* _Challenge_
Identify the lines that contain the word "Installed" and copy each one.

(Collected data entries)

>>>>>

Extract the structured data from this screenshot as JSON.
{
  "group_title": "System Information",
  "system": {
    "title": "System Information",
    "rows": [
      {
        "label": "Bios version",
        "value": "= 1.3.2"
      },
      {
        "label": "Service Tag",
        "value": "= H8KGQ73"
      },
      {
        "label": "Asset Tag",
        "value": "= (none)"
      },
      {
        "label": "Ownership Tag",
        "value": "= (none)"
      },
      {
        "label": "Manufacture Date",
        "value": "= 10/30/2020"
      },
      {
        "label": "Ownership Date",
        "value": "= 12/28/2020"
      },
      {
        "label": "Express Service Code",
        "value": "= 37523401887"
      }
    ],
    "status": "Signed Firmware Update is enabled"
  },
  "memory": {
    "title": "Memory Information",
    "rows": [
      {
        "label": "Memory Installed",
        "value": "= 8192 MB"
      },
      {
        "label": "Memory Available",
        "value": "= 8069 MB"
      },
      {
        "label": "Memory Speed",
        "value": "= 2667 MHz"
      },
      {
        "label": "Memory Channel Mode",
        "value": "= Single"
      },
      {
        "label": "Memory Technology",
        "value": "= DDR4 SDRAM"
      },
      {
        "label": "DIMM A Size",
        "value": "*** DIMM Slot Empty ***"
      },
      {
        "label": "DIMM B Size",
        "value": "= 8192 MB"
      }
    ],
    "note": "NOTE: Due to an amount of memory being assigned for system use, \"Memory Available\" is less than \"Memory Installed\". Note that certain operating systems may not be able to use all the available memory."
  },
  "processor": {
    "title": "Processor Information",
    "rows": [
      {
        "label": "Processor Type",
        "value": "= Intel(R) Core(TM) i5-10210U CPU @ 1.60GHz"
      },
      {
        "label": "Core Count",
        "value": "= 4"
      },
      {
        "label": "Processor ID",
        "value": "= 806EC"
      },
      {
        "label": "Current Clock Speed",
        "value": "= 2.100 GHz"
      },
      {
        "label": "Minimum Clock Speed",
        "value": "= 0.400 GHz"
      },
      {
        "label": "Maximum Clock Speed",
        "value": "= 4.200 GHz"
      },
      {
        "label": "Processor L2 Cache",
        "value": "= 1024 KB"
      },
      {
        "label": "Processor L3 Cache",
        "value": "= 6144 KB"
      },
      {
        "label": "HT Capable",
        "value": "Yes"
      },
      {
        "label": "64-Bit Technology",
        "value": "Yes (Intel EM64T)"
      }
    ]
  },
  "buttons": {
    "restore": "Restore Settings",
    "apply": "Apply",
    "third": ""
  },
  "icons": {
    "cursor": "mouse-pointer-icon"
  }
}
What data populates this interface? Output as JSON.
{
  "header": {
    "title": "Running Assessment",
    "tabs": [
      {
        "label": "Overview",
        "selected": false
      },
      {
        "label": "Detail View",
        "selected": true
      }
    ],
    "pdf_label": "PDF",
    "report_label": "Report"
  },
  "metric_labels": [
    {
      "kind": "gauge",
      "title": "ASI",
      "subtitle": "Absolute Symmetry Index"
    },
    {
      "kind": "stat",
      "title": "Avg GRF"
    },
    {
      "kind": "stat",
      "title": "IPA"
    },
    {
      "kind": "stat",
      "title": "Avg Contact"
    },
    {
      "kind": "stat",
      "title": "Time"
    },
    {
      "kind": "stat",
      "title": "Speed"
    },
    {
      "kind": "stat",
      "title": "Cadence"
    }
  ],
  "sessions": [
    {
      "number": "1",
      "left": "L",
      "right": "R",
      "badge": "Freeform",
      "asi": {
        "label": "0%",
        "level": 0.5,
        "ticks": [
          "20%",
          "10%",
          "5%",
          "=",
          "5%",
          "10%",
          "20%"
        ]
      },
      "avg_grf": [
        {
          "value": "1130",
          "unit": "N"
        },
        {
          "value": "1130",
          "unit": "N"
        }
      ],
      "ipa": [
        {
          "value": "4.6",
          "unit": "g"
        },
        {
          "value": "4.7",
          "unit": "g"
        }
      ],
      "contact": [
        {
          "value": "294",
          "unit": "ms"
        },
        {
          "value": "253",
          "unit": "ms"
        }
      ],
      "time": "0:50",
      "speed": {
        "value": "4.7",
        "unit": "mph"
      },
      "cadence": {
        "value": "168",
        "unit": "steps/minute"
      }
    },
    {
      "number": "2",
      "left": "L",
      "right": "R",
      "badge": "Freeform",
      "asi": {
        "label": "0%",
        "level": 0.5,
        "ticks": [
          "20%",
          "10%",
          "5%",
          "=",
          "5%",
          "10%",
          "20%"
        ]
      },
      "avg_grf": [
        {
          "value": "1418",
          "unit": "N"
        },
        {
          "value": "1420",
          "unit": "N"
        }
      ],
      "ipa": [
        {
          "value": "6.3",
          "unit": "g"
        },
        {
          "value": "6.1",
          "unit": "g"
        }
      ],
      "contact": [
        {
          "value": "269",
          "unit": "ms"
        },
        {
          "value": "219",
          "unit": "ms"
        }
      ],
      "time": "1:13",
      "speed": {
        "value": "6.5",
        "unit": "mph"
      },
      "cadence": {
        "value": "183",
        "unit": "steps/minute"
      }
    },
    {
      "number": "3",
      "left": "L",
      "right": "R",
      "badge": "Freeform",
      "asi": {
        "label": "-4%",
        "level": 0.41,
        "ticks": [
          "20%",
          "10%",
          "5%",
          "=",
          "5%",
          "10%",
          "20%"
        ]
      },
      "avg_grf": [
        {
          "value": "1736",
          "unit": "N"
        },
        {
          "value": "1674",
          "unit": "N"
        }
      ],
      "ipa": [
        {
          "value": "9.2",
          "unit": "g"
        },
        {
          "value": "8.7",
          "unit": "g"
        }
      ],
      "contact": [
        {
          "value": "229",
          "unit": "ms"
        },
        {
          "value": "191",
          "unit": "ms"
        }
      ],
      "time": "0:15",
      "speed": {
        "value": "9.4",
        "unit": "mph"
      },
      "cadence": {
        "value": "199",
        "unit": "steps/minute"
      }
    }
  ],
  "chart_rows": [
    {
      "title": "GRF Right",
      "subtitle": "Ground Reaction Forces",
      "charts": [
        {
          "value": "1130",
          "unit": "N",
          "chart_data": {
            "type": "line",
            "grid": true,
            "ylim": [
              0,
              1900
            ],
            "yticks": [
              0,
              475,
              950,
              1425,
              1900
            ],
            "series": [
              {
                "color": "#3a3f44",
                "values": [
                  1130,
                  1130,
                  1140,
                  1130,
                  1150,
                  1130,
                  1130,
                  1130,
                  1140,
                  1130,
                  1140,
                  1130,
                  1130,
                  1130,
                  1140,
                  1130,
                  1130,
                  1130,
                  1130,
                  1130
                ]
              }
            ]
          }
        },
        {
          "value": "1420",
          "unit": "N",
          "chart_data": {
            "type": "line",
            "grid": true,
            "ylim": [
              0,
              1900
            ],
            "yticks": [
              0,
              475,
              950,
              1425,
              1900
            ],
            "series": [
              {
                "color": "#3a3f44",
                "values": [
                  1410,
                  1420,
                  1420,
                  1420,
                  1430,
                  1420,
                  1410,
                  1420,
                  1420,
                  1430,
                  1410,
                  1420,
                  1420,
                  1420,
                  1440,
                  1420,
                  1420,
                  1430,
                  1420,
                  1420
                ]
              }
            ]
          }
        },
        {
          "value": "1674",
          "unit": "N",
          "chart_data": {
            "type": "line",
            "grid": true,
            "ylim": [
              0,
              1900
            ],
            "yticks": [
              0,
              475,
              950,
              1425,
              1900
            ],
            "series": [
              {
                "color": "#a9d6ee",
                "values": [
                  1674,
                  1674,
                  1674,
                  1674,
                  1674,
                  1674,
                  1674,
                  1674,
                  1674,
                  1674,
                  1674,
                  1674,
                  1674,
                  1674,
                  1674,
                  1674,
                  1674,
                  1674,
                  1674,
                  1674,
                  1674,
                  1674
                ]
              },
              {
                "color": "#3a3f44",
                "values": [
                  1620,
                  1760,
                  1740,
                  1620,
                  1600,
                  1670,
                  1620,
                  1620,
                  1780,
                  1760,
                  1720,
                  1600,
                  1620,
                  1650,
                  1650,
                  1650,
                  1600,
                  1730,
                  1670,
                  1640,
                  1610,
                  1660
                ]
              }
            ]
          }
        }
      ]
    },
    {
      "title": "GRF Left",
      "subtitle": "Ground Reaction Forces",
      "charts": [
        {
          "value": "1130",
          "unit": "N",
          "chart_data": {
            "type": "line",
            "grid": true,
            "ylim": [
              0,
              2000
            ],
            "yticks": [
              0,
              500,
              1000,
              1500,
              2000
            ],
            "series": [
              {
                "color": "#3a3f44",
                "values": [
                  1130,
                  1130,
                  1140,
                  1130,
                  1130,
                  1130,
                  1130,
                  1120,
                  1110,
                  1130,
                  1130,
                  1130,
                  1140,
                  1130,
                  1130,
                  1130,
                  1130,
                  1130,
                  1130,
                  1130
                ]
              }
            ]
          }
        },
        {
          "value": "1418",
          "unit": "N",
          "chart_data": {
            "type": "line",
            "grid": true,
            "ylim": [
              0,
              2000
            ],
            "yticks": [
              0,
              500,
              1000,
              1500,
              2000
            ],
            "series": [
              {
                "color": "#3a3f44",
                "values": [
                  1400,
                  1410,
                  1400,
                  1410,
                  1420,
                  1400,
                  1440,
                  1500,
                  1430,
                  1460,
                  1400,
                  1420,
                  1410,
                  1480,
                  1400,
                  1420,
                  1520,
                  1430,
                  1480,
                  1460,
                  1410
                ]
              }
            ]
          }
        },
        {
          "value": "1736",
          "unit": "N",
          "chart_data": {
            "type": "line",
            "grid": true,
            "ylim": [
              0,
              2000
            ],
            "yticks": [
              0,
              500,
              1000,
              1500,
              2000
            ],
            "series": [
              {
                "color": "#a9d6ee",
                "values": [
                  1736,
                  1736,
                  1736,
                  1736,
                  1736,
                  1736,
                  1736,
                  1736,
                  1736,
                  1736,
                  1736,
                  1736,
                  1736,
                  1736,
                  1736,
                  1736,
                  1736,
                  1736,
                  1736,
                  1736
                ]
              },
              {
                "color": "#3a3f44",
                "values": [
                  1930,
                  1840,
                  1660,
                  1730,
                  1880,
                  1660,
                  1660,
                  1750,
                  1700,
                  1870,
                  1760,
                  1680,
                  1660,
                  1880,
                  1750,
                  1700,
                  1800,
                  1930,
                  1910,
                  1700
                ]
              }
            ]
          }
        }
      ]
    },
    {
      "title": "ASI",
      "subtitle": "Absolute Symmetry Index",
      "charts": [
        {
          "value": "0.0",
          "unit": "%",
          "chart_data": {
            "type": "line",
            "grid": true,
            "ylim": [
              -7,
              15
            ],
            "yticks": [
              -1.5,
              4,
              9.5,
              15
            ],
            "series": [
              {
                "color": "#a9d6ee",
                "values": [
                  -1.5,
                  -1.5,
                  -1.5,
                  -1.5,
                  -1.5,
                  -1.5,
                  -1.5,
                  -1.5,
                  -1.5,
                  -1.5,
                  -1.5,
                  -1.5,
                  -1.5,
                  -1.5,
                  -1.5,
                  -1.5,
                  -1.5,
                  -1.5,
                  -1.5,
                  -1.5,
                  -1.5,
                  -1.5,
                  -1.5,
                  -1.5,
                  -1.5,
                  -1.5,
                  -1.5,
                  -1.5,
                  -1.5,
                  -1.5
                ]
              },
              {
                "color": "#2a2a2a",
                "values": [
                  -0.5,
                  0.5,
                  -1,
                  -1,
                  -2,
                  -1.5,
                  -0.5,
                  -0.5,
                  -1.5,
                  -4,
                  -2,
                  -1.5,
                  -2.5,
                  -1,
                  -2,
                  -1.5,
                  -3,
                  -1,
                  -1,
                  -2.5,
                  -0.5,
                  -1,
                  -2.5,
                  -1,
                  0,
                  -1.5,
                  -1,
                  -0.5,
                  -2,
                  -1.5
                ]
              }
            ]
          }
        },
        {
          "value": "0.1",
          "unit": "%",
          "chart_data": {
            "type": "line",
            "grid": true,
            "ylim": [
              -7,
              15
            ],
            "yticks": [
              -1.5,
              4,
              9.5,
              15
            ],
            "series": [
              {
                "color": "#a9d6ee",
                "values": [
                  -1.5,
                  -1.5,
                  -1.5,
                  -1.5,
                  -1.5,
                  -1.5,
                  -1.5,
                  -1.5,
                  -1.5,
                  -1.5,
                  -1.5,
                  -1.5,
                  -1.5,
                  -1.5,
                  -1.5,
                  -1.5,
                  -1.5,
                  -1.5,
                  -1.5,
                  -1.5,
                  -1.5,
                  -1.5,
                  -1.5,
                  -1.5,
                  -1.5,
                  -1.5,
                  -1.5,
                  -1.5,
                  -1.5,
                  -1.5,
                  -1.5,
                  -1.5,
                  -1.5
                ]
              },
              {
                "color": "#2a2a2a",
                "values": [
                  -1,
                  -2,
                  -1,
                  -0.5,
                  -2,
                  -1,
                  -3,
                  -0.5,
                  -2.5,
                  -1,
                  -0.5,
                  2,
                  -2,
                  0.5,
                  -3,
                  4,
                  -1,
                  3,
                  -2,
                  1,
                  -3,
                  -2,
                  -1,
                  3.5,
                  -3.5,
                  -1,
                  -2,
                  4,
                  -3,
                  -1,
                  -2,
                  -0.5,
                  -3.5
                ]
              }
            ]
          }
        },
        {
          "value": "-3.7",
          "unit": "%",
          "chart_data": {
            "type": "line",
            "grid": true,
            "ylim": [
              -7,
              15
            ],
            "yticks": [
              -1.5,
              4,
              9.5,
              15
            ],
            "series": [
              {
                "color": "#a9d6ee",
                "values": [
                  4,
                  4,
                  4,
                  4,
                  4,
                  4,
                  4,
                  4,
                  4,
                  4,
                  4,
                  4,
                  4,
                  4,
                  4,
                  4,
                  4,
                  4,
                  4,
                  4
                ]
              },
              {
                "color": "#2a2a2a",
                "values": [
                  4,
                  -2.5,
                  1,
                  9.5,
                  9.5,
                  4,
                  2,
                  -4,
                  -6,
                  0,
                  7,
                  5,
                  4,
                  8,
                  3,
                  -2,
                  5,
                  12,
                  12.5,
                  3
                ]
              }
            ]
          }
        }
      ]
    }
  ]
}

<<<<<

* _Complete output_
        "label": "Memory Installed",
    "note": "NOTE: Due to an amount of memory being assigned for system use, \"Memory Available\" is less than \"Memory Installed\". Note that certain operating systems may not be able to use all the available memory."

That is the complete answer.